◆ **Directions**
Repeat the data that follows, word for word, without the images.

◆ **Records of document pages and text**
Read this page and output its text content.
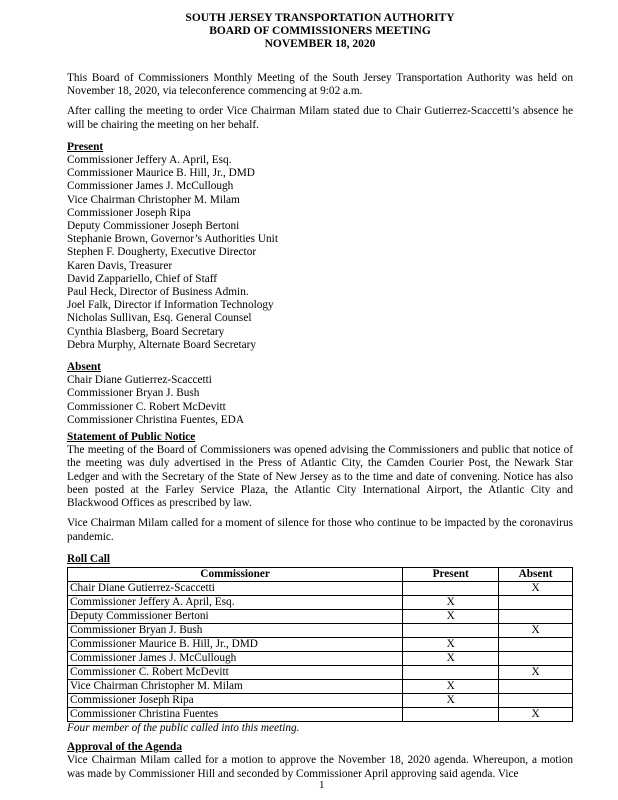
SOUTH JERSEY TRANSPORTATION AUTHORITY
BOARD OF COMMISSIONERS MEETING
NOVEMBER 18, 2020

This Board of Commissioners Monthly Meeting of the South Jersey Transportation Authority was held on November 18, 2020, via teleconference commencing at 9:02 a.m.

After calling the meeting to order Vice Chairman Milam stated due to Chair Gutierrez-Scaccetti’s absence he will be chairing the meeting on her behalf.

Present
Commissioner Jeffery A. April, Esq.
Commissioner Maurice B. Hill, Jr., DMD
Commissioner James J. McCullough
Vice Chairman Christopher M. Milam
Commissioner Joseph Ripa
Deputy Commissioner Joseph Bertoni
Stephanie Brown, Governor’s Authorities Unit
Stephen F. Dougherty, Executive Director
Karen Davis, Treasurer
David Zappariello, Chief of Staff
Paul Heck, Director of Business Admin.
Joel Falk, Director if Information Technology
Nicholas Sullivan, Esq. General Counsel
Cynthia Blasberg, Board Secretary
Debra Murphy, Alternate Board Secretary
Absent
Chair Diane Gutierrez-Scaccetti
Commissioner Bryan J. Bush
Commissioner C. Robert McDevitt
Commissioner Christina Fuentes, EDA
Statement of Public Notice

The meeting of the Board of Commissioners was opened advising the Commissioners and public that notice of the meeting was duly advertised in the Press of Atlantic City, the Camden Courier Post, the Newark Star Ledger and with the Secretary of the State of New Jersey as to the time and date of convening. Notice has also been posted at the Farley Service Plaza, the Atlantic City International Airport, the Atlantic City and Blackwood Offices as prescribed by law.

Vice Chairman Milam called for a moment of silence for those who continue to be impacted by the coronavirus pandemic.

Roll Call
Commissioner	Present	Absent
Chair Diane Gutierrez-Scaccetti		X
Commissioner Jeffery A. April, Esq.	X	
Deputy Commissioner Bertoni	X	
Commissioner Bryan J. Bush		X
Commissioner Maurice B. Hill, Jr., DMD	X	
Commissioner James J. McCullough	X	
Commissioner C. Robert McDevitt		X
Vice Chairman Christopher M. Milam	X	
Commissioner Joseph Ripa	X	
Commissioner Christina Fuentes		X
Four member of the public called into this meeting.
Approval of the Agenda

Vice Chairman Milam called for a motion to approve the November 18, 2020 agenda. Whereupon, a motion was made by Commissioner Hill and seconded by Commissioner April approving said agenda. Vice

1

◆ **Exercise result**
Read this page and output its text content.
SOUTH JERSEY TRANSPORTATION AUTHORITY
BOARD OF COMMISSIONERS MEETING
NOVEMBER 18, 2020

This Board of Commissioners Monthly Meeting of the South Jersey Transportation Authority was held on November 18, 2020, via teleconference commencing at 9:02 a.m.

After calling the meeting to order Vice Chairman Milam stated due to Chair Gutierrez-Scaccetti’s absence he will be chairing the meeting on her behalf.

Present
Commissioner Jeffery A. April, Esq.
Commissioner Maurice B. Hill, Jr., DMD
Commissioner James J. McCullough
Vice Chairman Christopher M. Milam
Commissioner Joseph Ripa
Deputy Commissioner Joseph Bertoni
Stephanie Brown, Governor’s Authorities Unit
Stephen F. Dougherty, Executive Director
Karen Davis, Treasurer
David Zappariello, Chief of Staff
Paul Heck, Director of Business Admin.
Joel Falk, Director if Information Technology
Nicholas Sullivan, Esq. General Counsel
Cynthia Blasberg, Board Secretary
Debra Murphy, Alternate Board Secretary
Absent
Chair Diane Gutierrez-Scaccetti
Commissioner Bryan J. Bush
Commissioner C. Robert McDevitt
Commissioner Christina Fuentes, EDA
Statement of Public Notice

The meeting of the Board of Commissioners was opened advising the Commissioners and public that notice of the meeting was duly advertised in the Press of Atlantic City, the Camden Courier Post, the Newark Star Ledger and with the Secretary of the State of New Jersey as to the time and date of convening. Notice has also been posted at the Farley Service Plaza, the Atlantic City International Airport, the Atlantic City and Blackwood Offices as prescribed by law.

Vice Chairman Milam called for a moment of silence for those who continue to be impacted by the coronavirus pandemic.

Roll Call
Commissioner	Present	Absent
Chair Diane Gutierrez-Scaccetti		X
Commissioner Jeffery A. April, Esq.	X	
Deputy Commissioner Bertoni	X	
Commissioner Bryan J. Bush		X
Commissioner Maurice B. Hill, Jr., DMD	X	
Commissioner James J. McCullough	X	
Commissioner C. Robert McDevitt		X
Vice Chairman Christopher M. Milam	X	
Commissioner Joseph Ripa	X	
Commissioner Christina Fuentes		X
Four member of the public called into this meeting.
Approval of the Agenda

Vice Chairman Milam called for a motion to approve the November 18, 2020 agenda. Whereupon, a motion was made by Commissioner Hill and seconded by Commissioner April approving said agenda. Vice

1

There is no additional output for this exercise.